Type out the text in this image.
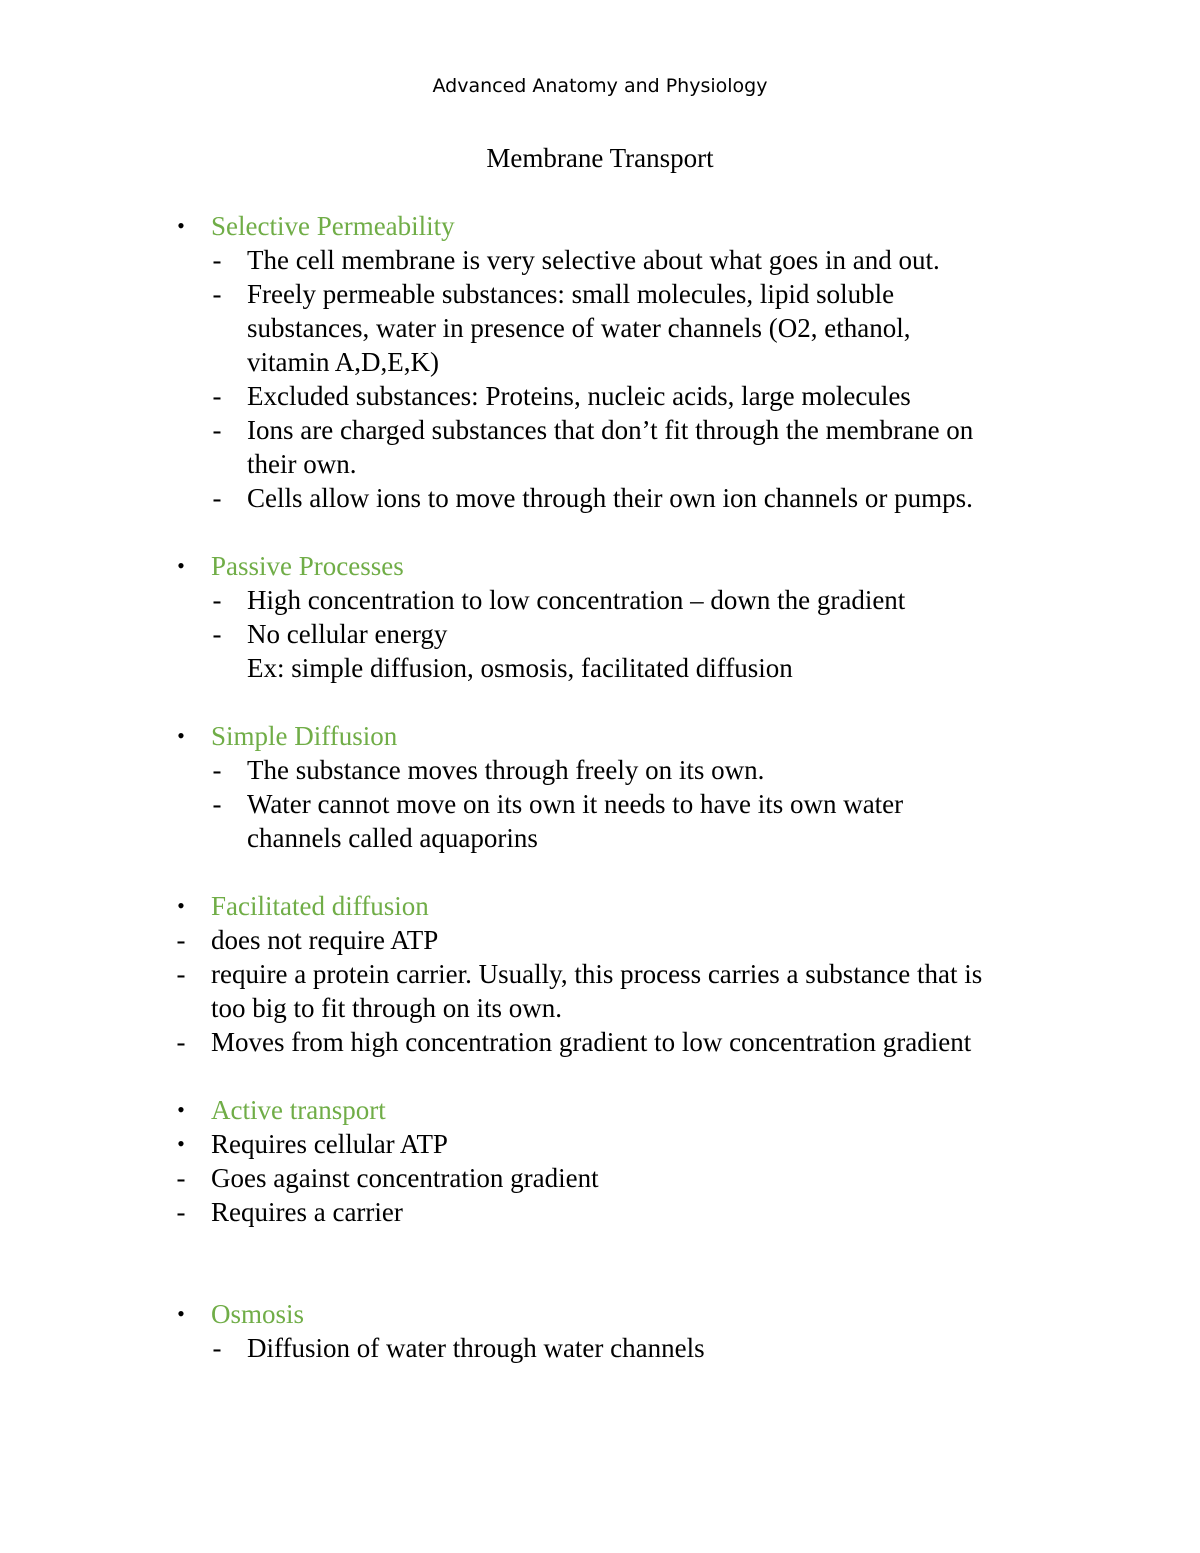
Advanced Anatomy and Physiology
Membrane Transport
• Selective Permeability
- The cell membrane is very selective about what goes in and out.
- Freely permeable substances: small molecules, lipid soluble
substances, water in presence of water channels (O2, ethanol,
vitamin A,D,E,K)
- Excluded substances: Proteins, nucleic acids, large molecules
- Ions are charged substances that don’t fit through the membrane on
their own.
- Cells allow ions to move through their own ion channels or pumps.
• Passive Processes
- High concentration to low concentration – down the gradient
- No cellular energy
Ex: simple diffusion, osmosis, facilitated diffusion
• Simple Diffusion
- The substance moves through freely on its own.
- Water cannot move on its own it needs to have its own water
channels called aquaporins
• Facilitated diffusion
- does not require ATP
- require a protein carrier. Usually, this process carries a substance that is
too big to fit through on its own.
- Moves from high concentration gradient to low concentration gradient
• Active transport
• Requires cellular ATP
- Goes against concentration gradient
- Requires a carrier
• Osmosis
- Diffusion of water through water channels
- - - -
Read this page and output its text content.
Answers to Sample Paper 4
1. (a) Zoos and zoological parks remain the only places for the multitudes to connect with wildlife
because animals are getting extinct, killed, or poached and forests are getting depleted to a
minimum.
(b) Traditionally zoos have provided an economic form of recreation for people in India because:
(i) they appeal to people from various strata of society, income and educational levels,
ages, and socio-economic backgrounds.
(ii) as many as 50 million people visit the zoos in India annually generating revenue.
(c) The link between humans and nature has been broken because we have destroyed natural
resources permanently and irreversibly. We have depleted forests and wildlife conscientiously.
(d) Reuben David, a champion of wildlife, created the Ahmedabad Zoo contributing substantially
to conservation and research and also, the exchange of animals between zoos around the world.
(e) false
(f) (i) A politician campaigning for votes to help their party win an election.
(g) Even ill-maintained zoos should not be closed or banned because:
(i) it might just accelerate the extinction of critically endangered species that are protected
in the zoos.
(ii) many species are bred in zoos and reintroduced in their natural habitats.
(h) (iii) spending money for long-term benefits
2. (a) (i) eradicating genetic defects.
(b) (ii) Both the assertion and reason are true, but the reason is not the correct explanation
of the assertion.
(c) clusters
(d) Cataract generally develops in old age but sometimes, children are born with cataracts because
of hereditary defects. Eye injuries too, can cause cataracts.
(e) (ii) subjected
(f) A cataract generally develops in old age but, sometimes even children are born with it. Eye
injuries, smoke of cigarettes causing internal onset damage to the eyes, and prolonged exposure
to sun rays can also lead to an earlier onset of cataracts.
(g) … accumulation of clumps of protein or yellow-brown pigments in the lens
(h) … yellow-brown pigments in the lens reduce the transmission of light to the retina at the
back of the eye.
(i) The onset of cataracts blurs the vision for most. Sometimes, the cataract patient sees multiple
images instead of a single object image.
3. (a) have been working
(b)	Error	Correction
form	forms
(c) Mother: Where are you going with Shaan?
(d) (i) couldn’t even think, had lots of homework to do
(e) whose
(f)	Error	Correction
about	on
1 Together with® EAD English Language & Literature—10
- - - -
→ **To do**
Lines containing the word "develops": say how many there are in the material, with no other text.

→ **Answer section**
2